PROVIDED MATERIAL =
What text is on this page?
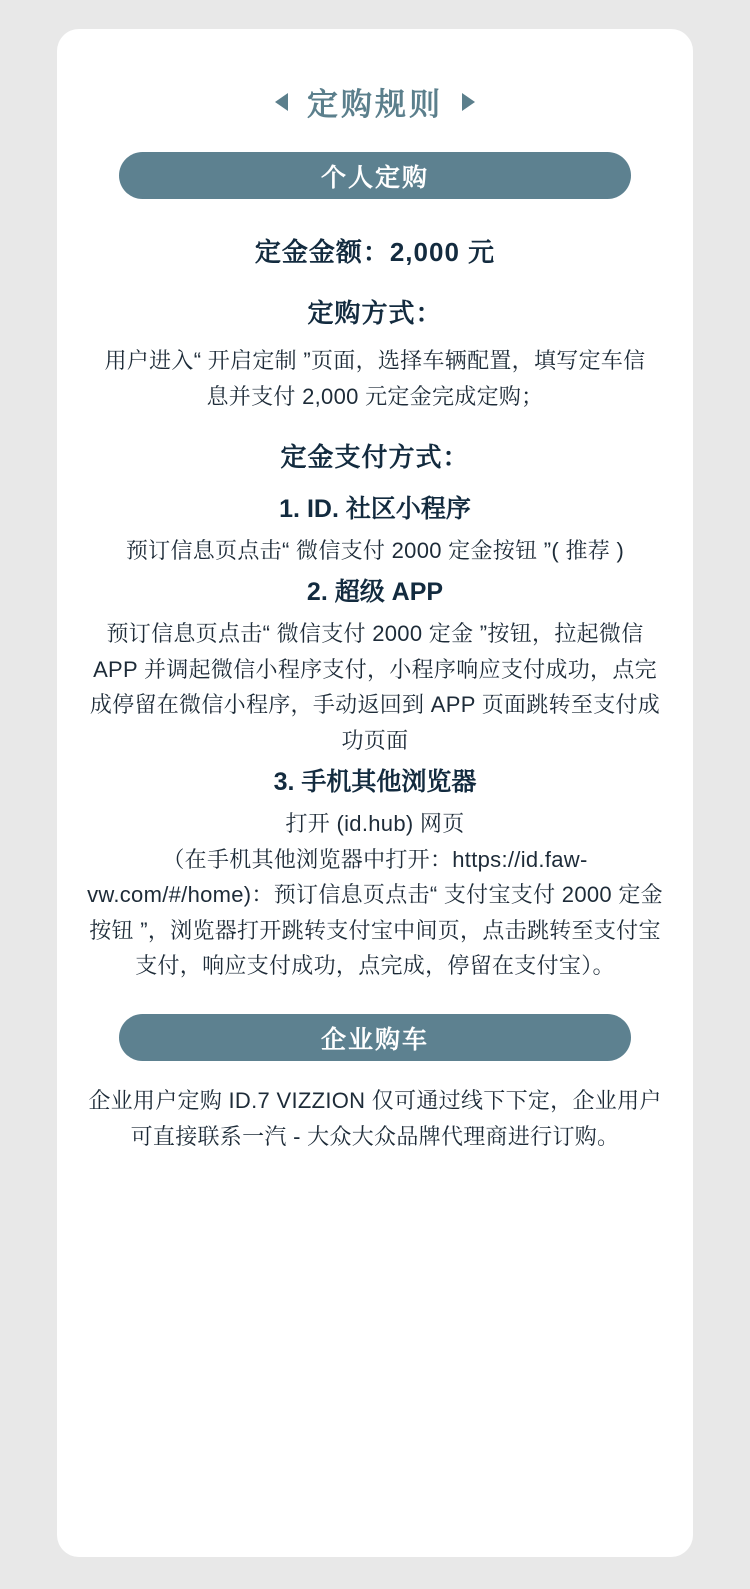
定购规则
个人定购

定金金额：2,000 元

定购方式：

用户进入“ 开启定制 ”页面，选择车辆配置，填写定车信息并支付 2,000 元定金完成定购；

定金支付方式：

1. ID. 社区小程序

预订信息页点击“ 微信支付 2000 定金按钮 ”( 推荐 )

2. 超级 APP

预订信息页点击“ 微信支付 2000 定金 ”按钮，拉起微信 APP 并调起微信小程序支付，小程序响应支付成功，点完成停留在微信小程序，手动返回到 APP 页面跳转至支付成功页面

3. 手机其他浏览器

打开 (id.hub) 网页

（在手机其他浏览器中打开：https://id.faw-vw.com/#/home)：预订信息页点击“ 支付宝支付 2000 定金按钮 ”，浏览器打开跳转支付宝中间页，点击跳转至支付宝支付，响应支付成功，点完成，停留在支付宝）。

企业购车

企业用户定购 ID.7 VIZZION 仅可通过线下下定，企业用户可直接联系一汽 - 大众大众品牌代理商进行订购。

SET PROBLEM =
Gather up, from the records above, each line where the word "微信支付" appears.

ANSWER TO THE EXERCISE =
预订信息页点击“ 微信支付 2000 定金按钮 ”( 推荐 )
预订信息页点击“ 微信支付 2000 定金 ”按钮，拉起微信 APP 并调起微信小程序支付，小程序响应支付成功，点完成停留在微信小程序，手动返回到 APP 页面跳转至支付成功页面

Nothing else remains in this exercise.